%%
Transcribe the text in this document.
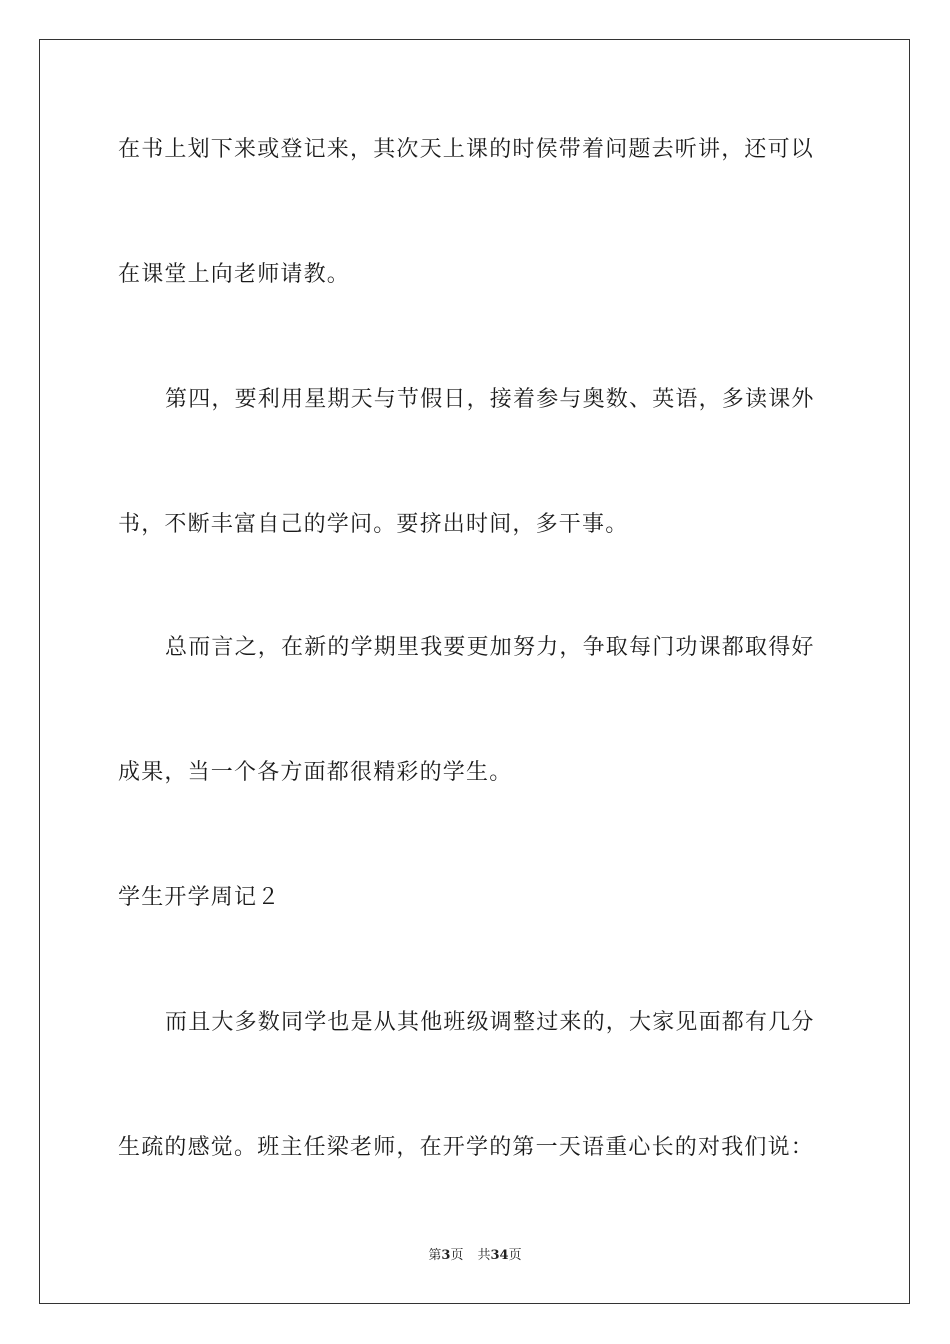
在书上划下来或登记来，其次天上课的时侯带着问题去听讲，还可以
在课堂上向老师请教。
第四，要利用星期天与节假日，接着参与奥数、英语，多读课外
书，不断丰富自己的学问。要挤出时间，多干事。
总而言之，在新的学期里我要更加努力，争取每门功课都取得好
成果，当一个各方面都很精彩的学生。
学生开学周记２
而且大多数同学也是从其他班级调整过来的，大家见面都有几分
生疏的感觉。班主任梁老师，在开学的第一天语重心长的对我们说：
第3页 共34页
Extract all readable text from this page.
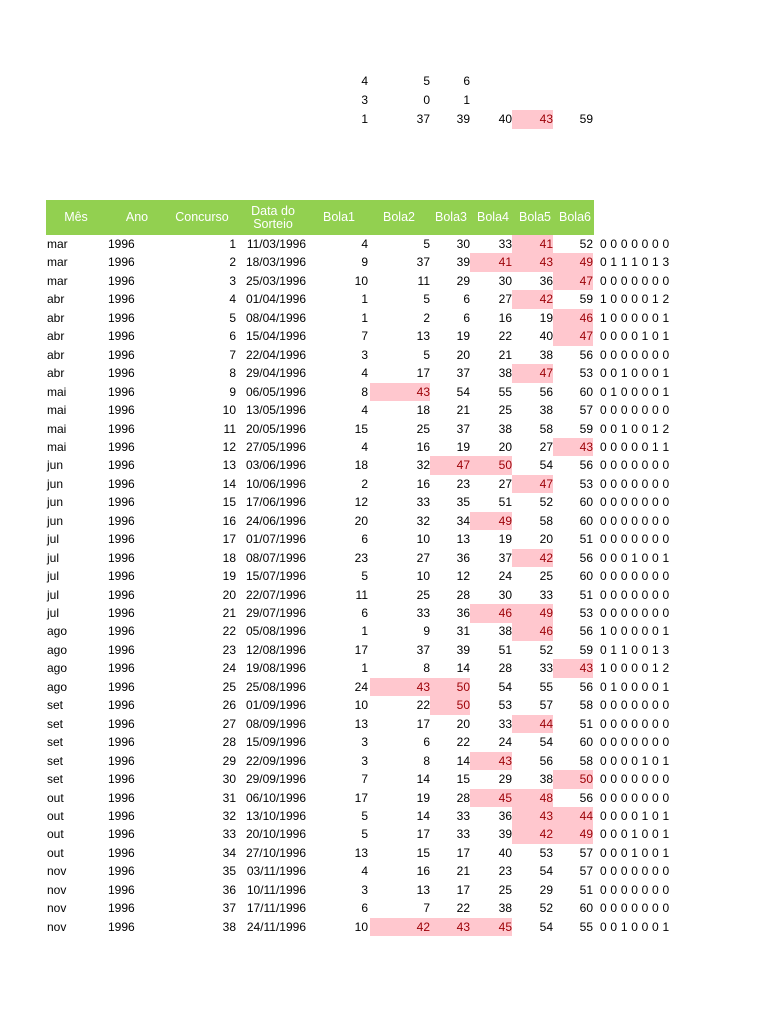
4	5	6
3	0	1
1	37	39	40	43	59
Mês	Ano	Concurso	Data do Sorteio	Bola1	Bola2	Bola3 Bola4 Bola5 Bola6
mar	1996	1 11/03/1996	4	5	30	33	41	52 0 0 0 0 0 0 0
mar	1996	2 18/03/1996	9	37	39	41	43	49 0 1 1 1 0 1 3
mar	1996	3 25/03/1996	10	11	29	30	36	47 0 0 0 0 0 0 0
abr	1996	4 01/04/1996	1	5	6	27	42	59 1 0 0 0 0 1 2
abr	1996	5 08/04/1996	1	2	6	16	19	46 1 0 0 0 0 0 1
abr	1996	6 15/04/1996	7	13	19	22	40	47 0 0 0 0 1 0 1
abr	1996	7 22/04/1996	3	5	20	21	38	56 0 0 0 0 0 0 0
abr	1996	8 29/04/1996	4	17	37	38	47	53 0 0 1 0 0 0 1
mai	1996	9 06/05/1996	8	43	54	55	56	60 0 1 0 0 0 0 1
mai	1996	10 13/05/1996	4	18	21	25	38	57 0 0 0 0 0 0 0
mai	1996	11 20/05/1996	15	25	37	38	58	59 0 0 1 0 0 1 2
mai	1996	12 27/05/1996	4	16	19	20	27	43 0 0 0 0 0 1 1
jun	1996	13 03/06/1996	18	32	47	50	54	56 0 0 0 0 0 0 0
jun	1996	14 10/06/1996	2	16	23	27	47	53 0 0 0 0 0 0 0
jun	1996	15 17/06/1996	12	33	35	51	52	60 0 0 0 0 0 0 0
jun	1996	16 24/06/1996	20	32	34	49	58	60 0 0 0 0 0 0 0
jul	1996	17 01/07/1996	6	10	13	19	20	51 0 0 0 0 0 0 0
jul	1996	18 08/07/1996	23	27	36	37	42	56 0 0 0 1 0 0 1
jul	1996	19 15/07/1996	5	10	12	24	25	60 0 0 0 0 0 0 0
jul	1996	20 22/07/1996	11	25	28	30	33	51 0 0 0 0 0 0 0
jul	1996	21 29/07/1996	6	33	36	46	49	53 0 0 0 0 0 0 0
ago	1996	22 05/08/1996	1	9	31	38	46	56 1 0 0 0 0 0 1
ago	1996	23 12/08/1996	17	37	39	51	52	59 0 1 1 0 0 1 3
ago	1996	24 19/08/1996	1	8	14	28	33	43 1 0 0 0 0 1 2
ago	1996	25 25/08/1996	24	43	50	54	55	56 0 1 0 0 0 0 1
set	1996	26 01/09/1996	10	22	50	53	57	58 0 0 0 0 0 0 0
set	1996	27 08/09/1996	13	17	20	33	44	51 0 0 0 0 0 0 0
set	1996	28 15/09/1996	3	6	22	24	54	60 0 0 0 0 0 0 0
set	1996	29 22/09/1996	3	8	14	43	56	58 0 0 0 0 1 0 1
set	1996	30 29/09/1996	7	14	15	29	38	50 0 0 0 0 0 0 0
out	1996	31 06/10/1996	17	19	28	45	48	56 0 0 0 0 0 0 0
out	1996	32 13/10/1996	5	14	33	36	43	44 0 0 0 0 1 0 1
out	1996	33 20/10/1996	5	17	33	39	42	49 0 0 0 1 0 0 1
out	1996	34 27/10/1996	13	15	17	40	53	57 0 0 0 1 0 0 1
nov	1996	35 03/11/1996	4	16	21	23	54	57 0 0 0 0 0 0 0
nov	1996	36 10/11/1996	3	13	17	25	29	51 0 0 0 0 0 0 0
nov	1996	37 17/11/1996	6	7	22	38	52	60 0 0 0 0 0 0 0
nov	1996	38 24/11/1996	10	42	43	45	54	55 0 0 1 0 0 0 1
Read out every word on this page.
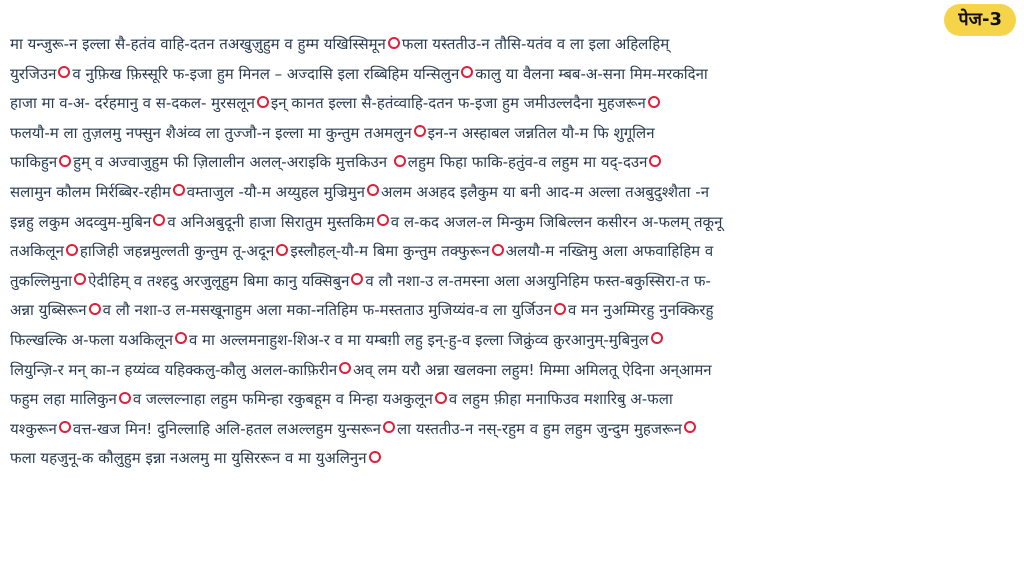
पेज-3
मा यन्जुरू-न इल्ला सै-हतंव वाहि-दतन तअखुज़ुहुम व हुम्म यखिस्सिमून फला यस्ततीउ-न तौसि-यतंव व ला इला अहिलहिम्
युरजिउन व नुफ़िख फ़िस्सूरि फ-इजा हुम मिनल – अज्दासि इला रब्बिहिम यन्सिलुन कालु या वैलना म्बब-अ-सना मिम-मरकदिना
हाजा मा व-अ- दर्रहमानु व स-दकल- मुरसलून इन् कानत इल्ला सै-हतंव्वाहि-दतन फ-इजा हुम जमीउल्लदैना मुहजरून
फलयौ-म ला तुज़लमु नफ्सुन शैअंव्व ला तुज्जौ-न इल्ला मा कुन्तुम तअमलुन इन-न अस्हाबल जन्नतिल यौ-म फि शुगूलिन
फाकिहुन हुम् व अज्वाजुहुम फी ज़िलालीन अलल्-अराइकि मुत्तकिउन लहुम फिहा फाकि-हतुंव-व लहुम मा यद्-दउन
सलामुन कौलम मिर्रब्बिर-रहीम वम्ताजुल -यौ-म अय्युहल मुज्रिमुन अलम अअहद इलैकुम या बनी आद-म अल्ला तअबुदुश्शैता -न
इन्नहु लकुम अदव्वुम-मुबिन व अनिअबुदूनी हाजा सिरातुम मुस्तकिम व ल-कद अजल-ल मिन्कुम जिबिल्लन कसीरन अ-फलम् तकूनू
तअकिलून हाजिही जहन्नमुल्लती कुन्तुम तू-अदून इस्लौहल्-यौ-म बिमा कुन्तुम तक्फुरून अलयौ-म नख्तिमु अला अफवाहिहिम व
तुकल्लिमुना ऐदीहिम् व तश्हदु अरजुलूहुम बिमा कानु यक्सिबुन व लौ नशा-उ ल-तमस्ना अला अअयुनिहिम फस्त-बकुस्सिरा-त फ-
अन्ना युब्सिरून व लौ नशा-उ ल-मसखूनाहुम अला मका-नतिहिम फ-मस्तताउ मुजिय्यंव-व ला युर्जिउन व मन नुअम्मिरहु नुनक्किरहु
फिल्खल्कि अ-फला यअकिलून व मा अल्लमनाहुश-शिअ-र व मा यम्बग़ी लहु इन्-हु-व इल्ला जिक्रुंव्व क़ुरआनुम्-मुबिनुल
लियुन्ज़ि-र मन् का-न हय्यंव्व यहिक्कलु-कौलु अलल-काफ़िरीन अव् लम यरौ अन्ना खलक्ना लहुम! मिम्मा अमिलतू ऐदिना अन्आमन
फहुम लहा मालिकुन व जल्लल्नाहा लहुम फमिन्हा रकुबहूम व मिन्हा यअकुलून व लहुम फ़ीहा मनाफिउव मशारिबु अ-फला
यश्कुरून वत्त-खज मिन! दुनिल्लाहि अलि-हतल लअल्लहुम युन्सरून ला यस्ततीउ-न नस्-रहुम व हुम लहुम जुन्दुम मुहजरून
फला यहजुनू-क कौलुहुम इन्ना नअलमु मा युसिररून व मा युअलिनुन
%%
Objective ▸ Copy the entries above faithfully and omit every image.

Output below ▸
Transcribe the text in this document.
在书上划下来或登记来，其次天上课的时侯带着问题去听讲，还可以
在课堂上向老师请教。
第四，要利用星期天与节假日，接着参与奥数、英语，多读课外
书，不断丰富自己的学问。要挤出时间，多干事。
总而言之，在新的学期里我要更加努力，争取每门功课都取得好
成果，当一个各方面都很精彩的学生。
学生开学周记２
而且大多数同学也是从其他班级调整过来的，大家见面都有几分
生疏的感觉。班主任梁老师，在开学的第一天语重心长的对我们说：
第3页 共34页
Extract all readable text from this page.
4	5	6
3	0	1
1	37	39	40	43	59
Mês	Ano	Concurso	Data do Sorteio	Bola1	Bola2	Bola3 Bola4 Bola5 Bola6
mar	1996	1 11/03/1996	4	5	30	33	41	52 0 0 0 0 0 0 0
mar	1996	2 18/03/1996	9	37	39	41	43	49 0 1 1 1 0 1 3
mar	1996	3 25/03/1996	10	11	29	30	36	47 0 0 0 0 0 0 0
abr	1996	4 01/04/1996	1	5	6	27	42	59 1 0 0 0 0 1 2
abr	1996	5 08/04/1996	1	2	6	16	19	46 1 0 0 0 0 0 1
abr	1996	6 15/04/1996	7	13	19	22	40	47 0 0 0 0 1 0 1
abr	1996	7 22/04/1996	3	5	20	21	38	56 0 0 0 0 0 0 0
abr	1996	8 29/04/1996	4	17	37	38	47	53 0 0 1 0 0 0 1
mai	1996	9 06/05/1996	8	43	54	55	56	60 0 1 0 0 0 0 1
mai	1996	10 13/05/1996	4	18	21	25	38	57 0 0 0 0 0 0 0
mai	1996	11 20/05/1996	15	25	37	38	58	59 0 0 1 0 0 1 2
mai	1996	12 27/05/1996	4	16	19	20	27	43 0 0 0 0 0 1 1
jun	1996	13 03/06/1996	18	32	47	50	54	56 0 0 0 0 0 0 0
jun	1996	14 10/06/1996	2	16	23	27	47	53 0 0 0 0 0 0 0
jun	1996	15 17/06/1996	12	33	35	51	52	60 0 0 0 0 0 0 0
jun	1996	16 24/06/1996	20	32	34	49	58	60 0 0 0 0 0 0 0
jul	1996	17 01/07/1996	6	10	13	19	20	51 0 0 0 0 0 0 0
jul	1996	18 08/07/1996	23	27	36	37	42	56 0 0 0 1 0 0 1
jul	1996	19 15/07/1996	5	10	12	24	25	60 0 0 0 0 0 0 0
jul	1996	20 22/07/1996	11	25	28	30	33	51 0 0 0 0 0 0 0
jul	1996	21 29/07/1996	6	33	36	46	49	53 0 0 0 0 0 0 0
ago	1996	22 05/08/1996	1	9	31	38	46	56 1 0 0 0 0 0 1
ago	1996	23 12/08/1996	17	37	39	51	52	59 0 1 1 0 0 1 3
ago	1996	24 19/08/1996	1	8	14	28	33	43 1 0 0 0 0 1 2
ago	1996	25 25/08/1996	24	43	50	54	55	56 0 1 0 0 0 0 1
set	1996	26 01/09/1996	10	22	50	53	57	58 0 0 0 0 0 0 0
set	1996	27 08/09/1996	13	17	20	33	44	51 0 0 0 0 0 0 0
set	1996	28 15/09/1996	3	6	22	24	54	60 0 0 0 0 0 0 0
set	1996	29 22/09/1996	3	8	14	43	56	58 0 0 0 0 1 0 1
set	1996	30 29/09/1996	7	14	15	29	38	50 0 0 0 0 0 0 0
out	1996	31 06/10/1996	17	19	28	45	48	56 0 0 0 0 0 0 0
out	1996	32 13/10/1996	5	14	33	36	43	44 0 0 0 0 1 0 1
out	1996	33 20/10/1996	5	17	33	39	42	49 0 0 0 1 0 0 1
out	1996	34 27/10/1996	13	15	17	40	53	57 0 0 0 1 0 0 1
nov	1996	35 03/11/1996	4	16	21	23	54	57 0 0 0 0 0 0 0
nov	1996	36 10/11/1996	3	13	17	25	29	51 0 0 0 0 0 0 0
nov	1996	37 17/11/1996	6	7	22	38	52	60 0 0 0 0 0 0 0
nov	1996	38 24/11/1996	10	42	43	45	54	55 0 0 1 0 0 0 1
Read out every word on this page.
पेज-3
मा यन्जुरू-न इल्ला सै-हतंव वाहि-दतन तअखुज़ुहुम व हुम्म यखिस्सिमून फला यस्ततीउ-न तौसि-यतंव व ला इला अहिलहिम्
युरजिउन व नुफ़िख फ़िस्सूरि फ-इजा हुम मिनल – अज्दासि इला रब्बिहिम यन्सिलुन कालु या वैलना म्बब-अ-सना मिम-मरकदिना
हाजा मा व-अ- दर्रहमानु व स-दकल- मुरसलून इन् कानत इल्ला सै-हतंव्वाहि-दतन फ-इजा हुम जमीउल्लदैना मुहजरून
फलयौ-म ला तुज़लमु नफ्सुन शैअंव्व ला तुज्जौ-न इल्ला मा कुन्तुम तअमलुन इन-न अस्हाबल जन्नतिल यौ-म फि शुगूलिन
फाकिहुन हुम् व अज्वाजुहुम फी ज़िलालीन अलल्-अराइकि मुत्तकिउन लहुम फिहा फाकि-हतुंव-व लहुम मा यद्-दउन
सलामुन कौलम मिर्रब्बिर-रहीम वम्ताजुल -यौ-म अय्युहल मुज्रिमुन अलम अअहद इलैकुम या बनी आद-म अल्ला तअबुदुश्शैता -न
इन्नहु लकुम अदव्वुम-मुबिन व अनिअबुदूनी हाजा सिरातुम मुस्तकिम व ल-कद अजल-ल मिन्कुम जिबिल्लन कसीरन अ-फलम् तकूनू
तअकिलून हाजिही जहन्नमुल्लती कुन्तुम तू-अदून इस्लौहल्-यौ-म बिमा कुन्तुम तक्फुरून अलयौ-म नख्तिमु अला अफवाहिहिम व
तुकल्लिमुना ऐदीहिम् व तश्हदु अरजुलूहुम बिमा कानु यक्सिबुन व लौ नशा-उ ल-तमस्ना अला अअयुनिहिम फस्त-बकुस्सिरा-त फ-
अन्ना युब्सिरून व लौ नशा-उ ल-मसखूनाहुम अला मका-नतिहिम फ-मस्तताउ मुजिय्यंव-व ला युर्जिउन व मन नुअम्मिरहु नुनक्किरहु
फिल्खल्कि अ-फला यअकिलून व मा अल्लमनाहुश-शिअ-र व मा यम्बग़ी लहु इन्-हु-व इल्ला जिक्रुंव्व क़ुरआनुम्-मुबिनुल
लियुन्ज़ि-र मन् का-न हय्यंव्व यहिक्कलु-कौलु अलल-काफ़िरीन अव् लम यरौ अन्ना खलक्ना लहुम! मिम्मा अमिलतू ऐदिना अन्आमन
फहुम लहा मालिकुन व जल्लल्नाहा लहुम फमिन्हा रकुबहूम व मिन्हा यअकुलून व लहुम फ़ीहा मनाफिउव मशारिबु अ-फला
यश्कुरून वत्त-खज मिन! दुनिल्लाहि अलि-हतल लअल्लहुम युन्सरून ला यस्ततीउ-न नस्-रहुम व हुम लहुम जुन्दुम मुहजरून
फला यहजुनू-क कौलुहुम इन्ना नअलमु मा युसिररून व मा युअलिनुन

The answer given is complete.